- **DATA EXCERPTS**
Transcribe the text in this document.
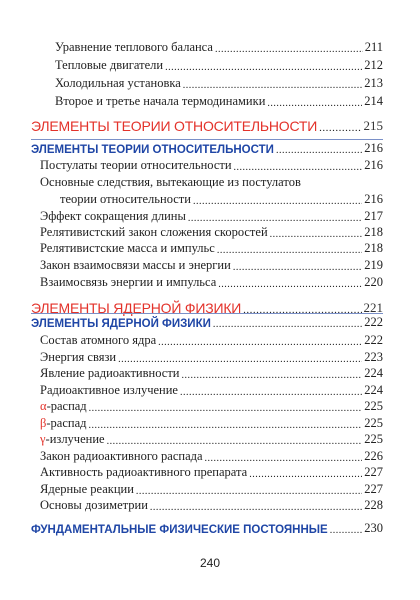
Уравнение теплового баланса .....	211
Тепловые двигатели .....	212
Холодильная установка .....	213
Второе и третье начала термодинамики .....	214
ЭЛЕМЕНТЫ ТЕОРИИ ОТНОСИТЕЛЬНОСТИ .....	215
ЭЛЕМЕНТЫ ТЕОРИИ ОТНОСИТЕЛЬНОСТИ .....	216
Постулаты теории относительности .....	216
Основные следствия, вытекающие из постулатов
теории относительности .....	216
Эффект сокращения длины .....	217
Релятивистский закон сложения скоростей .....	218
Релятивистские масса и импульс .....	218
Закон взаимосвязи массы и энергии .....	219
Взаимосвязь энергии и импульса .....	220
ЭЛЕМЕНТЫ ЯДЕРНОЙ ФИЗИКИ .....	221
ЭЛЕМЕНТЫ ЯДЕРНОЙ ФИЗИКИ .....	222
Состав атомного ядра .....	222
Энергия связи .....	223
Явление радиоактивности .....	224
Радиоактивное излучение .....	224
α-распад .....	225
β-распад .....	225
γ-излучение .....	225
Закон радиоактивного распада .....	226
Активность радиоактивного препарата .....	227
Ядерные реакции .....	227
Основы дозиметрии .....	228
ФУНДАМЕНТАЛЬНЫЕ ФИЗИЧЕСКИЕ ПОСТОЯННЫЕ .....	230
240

...

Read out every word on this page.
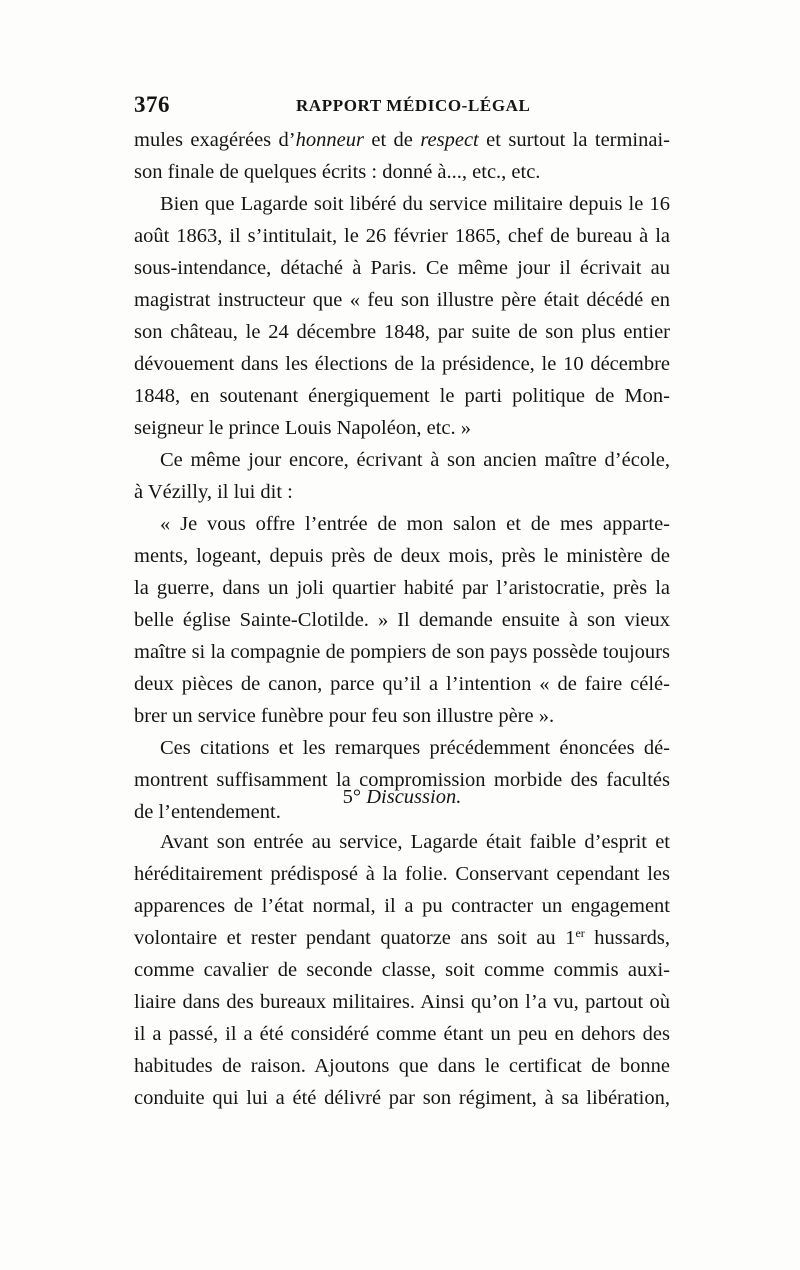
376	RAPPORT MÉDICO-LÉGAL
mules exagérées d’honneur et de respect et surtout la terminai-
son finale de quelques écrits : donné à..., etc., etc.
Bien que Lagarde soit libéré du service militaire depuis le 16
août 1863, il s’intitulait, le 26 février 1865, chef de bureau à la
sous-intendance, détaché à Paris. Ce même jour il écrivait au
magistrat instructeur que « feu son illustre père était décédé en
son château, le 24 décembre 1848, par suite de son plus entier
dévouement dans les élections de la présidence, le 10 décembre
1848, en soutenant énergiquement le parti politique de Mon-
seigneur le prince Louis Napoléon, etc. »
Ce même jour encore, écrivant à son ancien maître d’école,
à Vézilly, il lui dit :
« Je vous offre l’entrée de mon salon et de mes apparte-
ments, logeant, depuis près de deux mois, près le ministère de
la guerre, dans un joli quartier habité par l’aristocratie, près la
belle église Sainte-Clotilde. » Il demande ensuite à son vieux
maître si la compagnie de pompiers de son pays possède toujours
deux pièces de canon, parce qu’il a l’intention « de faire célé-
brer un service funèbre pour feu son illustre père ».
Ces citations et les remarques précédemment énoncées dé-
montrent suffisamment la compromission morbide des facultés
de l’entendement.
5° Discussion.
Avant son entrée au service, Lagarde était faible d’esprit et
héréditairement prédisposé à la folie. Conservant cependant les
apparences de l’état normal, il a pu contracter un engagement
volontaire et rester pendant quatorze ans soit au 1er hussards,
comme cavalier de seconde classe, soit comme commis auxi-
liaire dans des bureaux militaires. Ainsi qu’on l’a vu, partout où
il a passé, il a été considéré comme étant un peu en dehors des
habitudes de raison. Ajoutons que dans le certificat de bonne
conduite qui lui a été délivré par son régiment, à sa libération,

- **TASK GOAL**
Each line that has the word "энергии" should be copied.

- **CORRECT RESULT**
Закон взаимосвязи массы и энергии .....	219
Взаимосвязь энергии и импульса .....	220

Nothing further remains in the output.